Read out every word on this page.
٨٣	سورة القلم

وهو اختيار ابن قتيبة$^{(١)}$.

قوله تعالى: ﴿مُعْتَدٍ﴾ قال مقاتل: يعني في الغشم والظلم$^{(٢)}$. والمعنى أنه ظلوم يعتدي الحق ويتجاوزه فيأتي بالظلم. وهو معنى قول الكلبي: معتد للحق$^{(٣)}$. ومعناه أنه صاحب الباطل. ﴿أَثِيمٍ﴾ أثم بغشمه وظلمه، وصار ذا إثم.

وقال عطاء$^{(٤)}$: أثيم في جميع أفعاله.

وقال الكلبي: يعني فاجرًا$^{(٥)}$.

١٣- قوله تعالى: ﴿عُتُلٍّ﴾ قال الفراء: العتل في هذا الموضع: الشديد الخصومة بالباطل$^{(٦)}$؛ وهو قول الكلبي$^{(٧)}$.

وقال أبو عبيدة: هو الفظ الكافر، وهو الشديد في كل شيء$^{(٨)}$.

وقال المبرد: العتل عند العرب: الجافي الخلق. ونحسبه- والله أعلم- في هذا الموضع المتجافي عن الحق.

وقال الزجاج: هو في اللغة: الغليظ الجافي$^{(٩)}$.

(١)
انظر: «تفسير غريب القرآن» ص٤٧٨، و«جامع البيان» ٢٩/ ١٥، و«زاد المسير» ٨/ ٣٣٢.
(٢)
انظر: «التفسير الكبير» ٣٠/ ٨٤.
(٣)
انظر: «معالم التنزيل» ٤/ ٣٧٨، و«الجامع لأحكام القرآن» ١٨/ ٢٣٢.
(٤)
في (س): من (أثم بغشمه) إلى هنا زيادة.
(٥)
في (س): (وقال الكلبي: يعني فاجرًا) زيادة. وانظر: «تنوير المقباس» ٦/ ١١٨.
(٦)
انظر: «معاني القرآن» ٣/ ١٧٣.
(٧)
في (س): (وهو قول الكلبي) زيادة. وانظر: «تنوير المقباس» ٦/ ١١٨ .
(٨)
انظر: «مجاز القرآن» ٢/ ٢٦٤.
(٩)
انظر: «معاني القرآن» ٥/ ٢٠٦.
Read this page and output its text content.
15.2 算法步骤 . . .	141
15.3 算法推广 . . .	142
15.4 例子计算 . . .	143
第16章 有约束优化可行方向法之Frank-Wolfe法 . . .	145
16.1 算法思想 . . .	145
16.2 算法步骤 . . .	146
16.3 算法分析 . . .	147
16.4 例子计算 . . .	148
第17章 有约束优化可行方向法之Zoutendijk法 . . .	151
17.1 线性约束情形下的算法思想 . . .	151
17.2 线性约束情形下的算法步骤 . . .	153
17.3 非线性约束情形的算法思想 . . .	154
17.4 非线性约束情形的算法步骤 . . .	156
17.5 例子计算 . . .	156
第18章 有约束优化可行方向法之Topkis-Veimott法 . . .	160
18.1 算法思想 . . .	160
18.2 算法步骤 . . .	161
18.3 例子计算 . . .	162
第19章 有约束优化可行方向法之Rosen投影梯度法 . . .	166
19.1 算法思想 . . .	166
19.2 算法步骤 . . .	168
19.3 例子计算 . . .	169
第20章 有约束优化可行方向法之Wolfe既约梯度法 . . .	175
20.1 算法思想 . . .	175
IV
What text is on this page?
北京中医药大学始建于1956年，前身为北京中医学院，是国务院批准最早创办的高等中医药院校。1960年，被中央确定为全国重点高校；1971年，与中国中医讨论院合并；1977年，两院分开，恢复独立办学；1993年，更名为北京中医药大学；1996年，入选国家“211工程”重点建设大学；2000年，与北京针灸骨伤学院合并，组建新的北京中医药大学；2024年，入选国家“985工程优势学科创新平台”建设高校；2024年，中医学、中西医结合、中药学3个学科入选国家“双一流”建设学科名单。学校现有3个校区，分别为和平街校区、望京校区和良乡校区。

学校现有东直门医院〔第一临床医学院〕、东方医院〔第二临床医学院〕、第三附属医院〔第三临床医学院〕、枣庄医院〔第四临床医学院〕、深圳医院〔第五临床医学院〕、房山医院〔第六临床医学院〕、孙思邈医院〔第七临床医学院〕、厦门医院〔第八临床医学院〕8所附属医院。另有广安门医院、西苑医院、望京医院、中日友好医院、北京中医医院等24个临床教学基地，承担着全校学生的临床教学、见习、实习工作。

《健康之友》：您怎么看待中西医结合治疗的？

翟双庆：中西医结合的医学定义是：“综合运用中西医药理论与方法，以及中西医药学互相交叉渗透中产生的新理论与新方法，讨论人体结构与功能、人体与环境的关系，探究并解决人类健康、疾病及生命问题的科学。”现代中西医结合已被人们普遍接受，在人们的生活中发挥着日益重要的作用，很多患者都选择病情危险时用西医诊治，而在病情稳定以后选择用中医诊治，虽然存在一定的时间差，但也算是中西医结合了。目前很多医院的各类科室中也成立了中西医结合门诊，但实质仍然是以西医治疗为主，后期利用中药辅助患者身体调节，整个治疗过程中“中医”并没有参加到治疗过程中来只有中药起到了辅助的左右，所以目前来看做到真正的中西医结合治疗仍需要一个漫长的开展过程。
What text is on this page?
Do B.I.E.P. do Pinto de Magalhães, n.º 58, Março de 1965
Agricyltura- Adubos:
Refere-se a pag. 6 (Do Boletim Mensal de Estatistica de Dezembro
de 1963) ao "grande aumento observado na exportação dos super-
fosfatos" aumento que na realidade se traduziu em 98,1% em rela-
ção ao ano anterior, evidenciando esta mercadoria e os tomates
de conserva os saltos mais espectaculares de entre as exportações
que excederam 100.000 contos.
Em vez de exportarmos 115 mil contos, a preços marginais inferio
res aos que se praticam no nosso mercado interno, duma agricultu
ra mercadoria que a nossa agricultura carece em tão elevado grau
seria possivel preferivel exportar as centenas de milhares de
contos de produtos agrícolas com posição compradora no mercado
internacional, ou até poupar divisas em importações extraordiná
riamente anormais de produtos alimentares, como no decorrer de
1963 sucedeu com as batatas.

=== OBJECTIVE ===
Copy out the whole listing exactly.

=== SOLUTION ===
Read out every word on this page.
٨٣	سورة القلم

وهو اختيار ابن قتيبة$^{(١)}$.

قوله تعالى: ﴿مُعْتَدٍ﴾ قال مقاتل: يعني في الغشم والظلم$^{(٢)}$. والمعنى أنه ظلوم يعتدي الحق ويتجاوزه فيأتي بالظلم. وهو معنى قول الكلبي: معتد للحق$^{(٣)}$. ومعناه أنه صاحب الباطل. ﴿أَثِيمٍ﴾ أثم بغشمه وظلمه، وصار ذا إثم.

وقال عطاء$^{(٤)}$: أثيم في جميع أفعاله.

وقال الكلبي: يعني فاجرًا$^{(٥)}$.

١٣- قوله تعالى: ﴿عُتُلٍّ﴾ قال الفراء: العتل في هذا الموضع: الشديد الخصومة بالباطل$^{(٦)}$؛ وهو قول الكلبي$^{(٧)}$.

وقال أبو عبيدة: هو الفظ الكافر، وهو الشديد في كل شيء$^{(٨)}$.

وقال المبرد: العتل عند العرب: الجافي الخلق. ونحسبه- والله أعلم- في هذا الموضع المتجافي عن الحق.

وقال الزجاج: هو في اللغة: الغليظ الجافي$^{(٩)}$.

(١)
انظر: «تفسير غريب القرآن» ص٤٧٨، و«جامع البيان» ٢٩/ ١٥، و«زاد المسير» ٨/ ٣٣٢.
(٢)
انظر: «التفسير الكبير» ٣٠/ ٨٤.
(٣)
انظر: «معالم التنزيل» ٤/ ٣٧٨، و«الجامع لأحكام القرآن» ١٨/ ٢٣٢.
(٤)
في (س): من (أثم بغشمه) إلى هنا زيادة.
(٥)
في (س): (وقال الكلبي: يعني فاجرًا) زيادة. وانظر: «تنوير المقباس» ٦/ ١١٨.
(٦)
انظر: «معاني القرآن» ٣/ ١٧٣.
(٧)
في (س): (وهو قول الكلبي) زيادة. وانظر: «تنوير المقباس» ٦/ ١١٨ .
(٨)
انظر: «مجاز القرآن» ٢/ ٢٦٤.
(٩)
انظر: «معاني القرآن» ٥/ ٢٠٦.
Read this page and output its text content.
15.2 算法步骤 . . .	141
15.3 算法推广 . . .	142
15.4 例子计算 . . .	143
第16章 有约束优化可行方向法之Frank-Wolfe法 . . .	145
16.1 算法思想 . . .	145
16.2 算法步骤 . . .	146
16.3 算法分析 . . .	147
16.4 例子计算 . . .	148
第17章 有约束优化可行方向法之Zoutendijk法 . . .	151
17.1 线性约束情形下的算法思想 . . .	151
17.2 线性约束情形下的算法步骤 . . .	153
17.3 非线性约束情形的算法思想 . . .	154
17.4 非线性约束情形的算法步骤 . . .	156
17.5 例子计算 . . .	156
第18章 有约束优化可行方向法之Topkis-Veimott法 . . .	160
18.1 算法思想 . . .	160
18.2 算法步骤 . . .	161
18.3 例子计算 . . .	162
第19章 有约束优化可行方向法之Rosen投影梯度法 . . .	166
19.1 算法思想 . . .	166
19.2 算法步骤 . . .	168
19.3 例子计算 . . .	169
第20章 有约束优化可行方向法之Wolfe既约梯度法 . . .	175
20.1 算法思想 . . .	175
IV
What text is on this page?
北京中医药大学始建于1956年，前身为北京中医学院，是国务院批准最早创办的高等中医药院校。1960年，被中央确定为全国重点高校；1971年，与中国中医讨论院合并；1977年，两院分开，恢复独立办学；1993年，更名为北京中医药大学；1996年，入选国家“211工程”重点建设大学；2000年，与北京针灸骨伤学院合并，组建新的北京中医药大学；2024年，入选国家“985工程优势学科创新平台”建设高校；2024年，中医学、中西医结合、中药学3个学科入选国家“双一流”建设学科名单。学校现有3个校区，分别为和平街校区、望京校区和良乡校区。

学校现有东直门医院〔第一临床医学院〕、东方医院〔第二临床医学院〕、第三附属医院〔第三临床医学院〕、枣庄医院〔第四临床医学院〕、深圳医院〔第五临床医学院〕、房山医院〔第六临床医学院〕、孙思邈医院〔第七临床医学院〕、厦门医院〔第八临床医学院〕8所附属医院。另有广安门医院、西苑医院、望京医院、中日友好医院、北京中医医院等24个临床教学基地，承担着全校学生的临床教学、见习、实习工作。

《健康之友》：您怎么看待中西医结合治疗的？

翟双庆：中西医结合的医学定义是：“综合运用中西医药理论与方法，以及中西医药学互相交叉渗透中产生的新理论与新方法，讨论人体结构与功能、人体与环境的关系，探究并解决人类健康、疾病及生命问题的科学。”现代中西医结合已被人们普遍接受，在人们的生活中发挥着日益重要的作用，很多患者都选择病情危险时用西医诊治，而在病情稳定以后选择用中医诊治，虽然存在一定的时间差，但也算是中西医结合了。目前很多医院的各类科室中也成立了中西医结合门诊，但实质仍然是以西医治疗为主，后期利用中药辅助患者身体调节，整个治疗过程中“中医”并没有参加到治疗过程中来只有中药起到了辅助的左右，所以目前来看做到真正的中西医结合治疗仍需要一个漫长的开展过程。
What text is on this page?
Do B.I.E.P. do Pinto de Magalhães, n.º 58, Março de 1965
Agricyltura- Adubos:
Refere-se a pag. 6 (Do Boletim Mensal de Estatistica de Dezembro
de 1963) ao "grande aumento observado na exportação dos super-
fosfatos" aumento que na realidade se traduziu em 98,1% em rela-
ção ao ano anterior, evidenciando esta mercadoria e os tomates
de conserva os saltos mais espectaculares de entre as exportações
que excederam 100.000 contos.
Em vez de exportarmos 115 mil contos, a preços marginais inferio
res aos que se praticam no nosso mercado interno, duma agricultu
ra mercadoria que a nossa agricultura carece em tão elevado grau
seria possivel preferivel exportar as centenas de milhares de
contos de produtos agrícolas com posição compradora no mercado
internacional, ou até poupar divisas em importações extraordiná
riamente anormais de produtos alimentares, como no decorrer de
1963 sucedeu com as batatas.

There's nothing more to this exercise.